Pull out each line of the data that includes the word "manager".

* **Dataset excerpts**
## Start

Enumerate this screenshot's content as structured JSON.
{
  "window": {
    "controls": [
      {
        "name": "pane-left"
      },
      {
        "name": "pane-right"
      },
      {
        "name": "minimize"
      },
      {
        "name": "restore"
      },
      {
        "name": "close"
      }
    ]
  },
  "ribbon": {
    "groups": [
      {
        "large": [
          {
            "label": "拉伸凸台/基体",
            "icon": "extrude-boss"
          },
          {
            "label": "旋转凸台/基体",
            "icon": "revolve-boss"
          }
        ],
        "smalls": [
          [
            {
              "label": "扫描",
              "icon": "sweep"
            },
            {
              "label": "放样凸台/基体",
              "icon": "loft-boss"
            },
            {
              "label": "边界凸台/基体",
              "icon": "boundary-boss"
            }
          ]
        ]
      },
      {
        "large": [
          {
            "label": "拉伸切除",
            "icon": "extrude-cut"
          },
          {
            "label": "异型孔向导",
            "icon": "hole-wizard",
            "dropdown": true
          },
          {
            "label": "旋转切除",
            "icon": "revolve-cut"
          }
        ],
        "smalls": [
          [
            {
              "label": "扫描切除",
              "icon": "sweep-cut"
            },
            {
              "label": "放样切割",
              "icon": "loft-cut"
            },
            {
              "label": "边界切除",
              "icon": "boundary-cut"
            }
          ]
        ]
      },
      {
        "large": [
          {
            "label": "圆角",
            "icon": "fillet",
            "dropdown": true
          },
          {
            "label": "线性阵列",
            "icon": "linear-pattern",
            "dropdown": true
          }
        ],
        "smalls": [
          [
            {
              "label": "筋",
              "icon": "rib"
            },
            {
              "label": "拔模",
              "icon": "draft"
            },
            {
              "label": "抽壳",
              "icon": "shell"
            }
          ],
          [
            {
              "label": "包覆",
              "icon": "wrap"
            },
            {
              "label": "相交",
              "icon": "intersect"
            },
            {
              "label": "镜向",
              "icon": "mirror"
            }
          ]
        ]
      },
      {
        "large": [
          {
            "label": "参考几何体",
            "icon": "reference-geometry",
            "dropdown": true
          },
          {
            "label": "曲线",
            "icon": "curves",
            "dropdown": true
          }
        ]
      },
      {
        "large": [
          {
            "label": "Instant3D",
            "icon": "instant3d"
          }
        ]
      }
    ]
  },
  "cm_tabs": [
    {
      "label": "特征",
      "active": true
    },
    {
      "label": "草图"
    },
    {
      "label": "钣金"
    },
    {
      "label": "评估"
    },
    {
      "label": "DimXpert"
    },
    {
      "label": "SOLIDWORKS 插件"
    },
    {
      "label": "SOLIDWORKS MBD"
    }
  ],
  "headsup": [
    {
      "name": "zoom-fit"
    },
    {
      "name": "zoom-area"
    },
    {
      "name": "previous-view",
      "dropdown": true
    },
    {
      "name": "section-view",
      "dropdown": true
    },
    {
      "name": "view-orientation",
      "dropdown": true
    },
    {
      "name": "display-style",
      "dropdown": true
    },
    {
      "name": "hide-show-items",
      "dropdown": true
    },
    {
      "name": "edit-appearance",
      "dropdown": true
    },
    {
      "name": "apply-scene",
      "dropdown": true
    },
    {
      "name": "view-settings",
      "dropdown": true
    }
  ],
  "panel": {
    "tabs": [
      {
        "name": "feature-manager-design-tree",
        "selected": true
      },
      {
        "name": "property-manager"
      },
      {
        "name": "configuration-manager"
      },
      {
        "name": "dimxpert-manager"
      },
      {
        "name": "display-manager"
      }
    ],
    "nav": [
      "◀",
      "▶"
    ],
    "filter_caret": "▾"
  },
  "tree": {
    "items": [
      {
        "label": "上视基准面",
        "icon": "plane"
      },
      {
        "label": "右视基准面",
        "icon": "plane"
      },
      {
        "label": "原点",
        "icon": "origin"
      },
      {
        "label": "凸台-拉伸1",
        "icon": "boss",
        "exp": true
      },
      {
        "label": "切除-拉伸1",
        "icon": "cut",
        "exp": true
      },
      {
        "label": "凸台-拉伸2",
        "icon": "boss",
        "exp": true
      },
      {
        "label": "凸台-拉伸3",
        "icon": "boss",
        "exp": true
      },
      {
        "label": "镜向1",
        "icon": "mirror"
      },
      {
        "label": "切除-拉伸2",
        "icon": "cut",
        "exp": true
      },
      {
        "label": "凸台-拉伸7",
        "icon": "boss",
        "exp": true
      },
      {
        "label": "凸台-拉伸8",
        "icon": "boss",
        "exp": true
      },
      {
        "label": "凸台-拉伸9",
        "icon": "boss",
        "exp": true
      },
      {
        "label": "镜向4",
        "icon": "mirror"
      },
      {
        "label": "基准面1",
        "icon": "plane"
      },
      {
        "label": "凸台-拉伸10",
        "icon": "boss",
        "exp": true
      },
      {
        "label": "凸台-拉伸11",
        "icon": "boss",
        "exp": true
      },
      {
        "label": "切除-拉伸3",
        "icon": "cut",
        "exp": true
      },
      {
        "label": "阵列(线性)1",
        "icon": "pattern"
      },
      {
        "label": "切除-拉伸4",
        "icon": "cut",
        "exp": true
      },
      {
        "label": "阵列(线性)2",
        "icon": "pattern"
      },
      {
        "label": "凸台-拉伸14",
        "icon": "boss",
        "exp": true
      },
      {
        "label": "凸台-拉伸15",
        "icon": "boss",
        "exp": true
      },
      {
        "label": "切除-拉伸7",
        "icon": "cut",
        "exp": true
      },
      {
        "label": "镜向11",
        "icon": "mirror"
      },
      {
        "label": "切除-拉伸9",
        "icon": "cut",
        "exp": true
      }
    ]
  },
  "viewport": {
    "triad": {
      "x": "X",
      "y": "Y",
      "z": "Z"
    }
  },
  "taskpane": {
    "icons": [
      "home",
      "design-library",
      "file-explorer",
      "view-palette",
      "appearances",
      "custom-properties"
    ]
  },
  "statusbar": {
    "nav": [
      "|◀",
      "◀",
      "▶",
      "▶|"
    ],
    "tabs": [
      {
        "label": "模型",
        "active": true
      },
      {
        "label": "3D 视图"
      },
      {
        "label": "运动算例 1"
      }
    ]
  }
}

## End

* **Result**
        "name": "feature-manager-design-tree",
        "name": "property-manager"
        "name": "configuration-manager"
        "name": "dimxpert-manager"
        "name": "display-manager"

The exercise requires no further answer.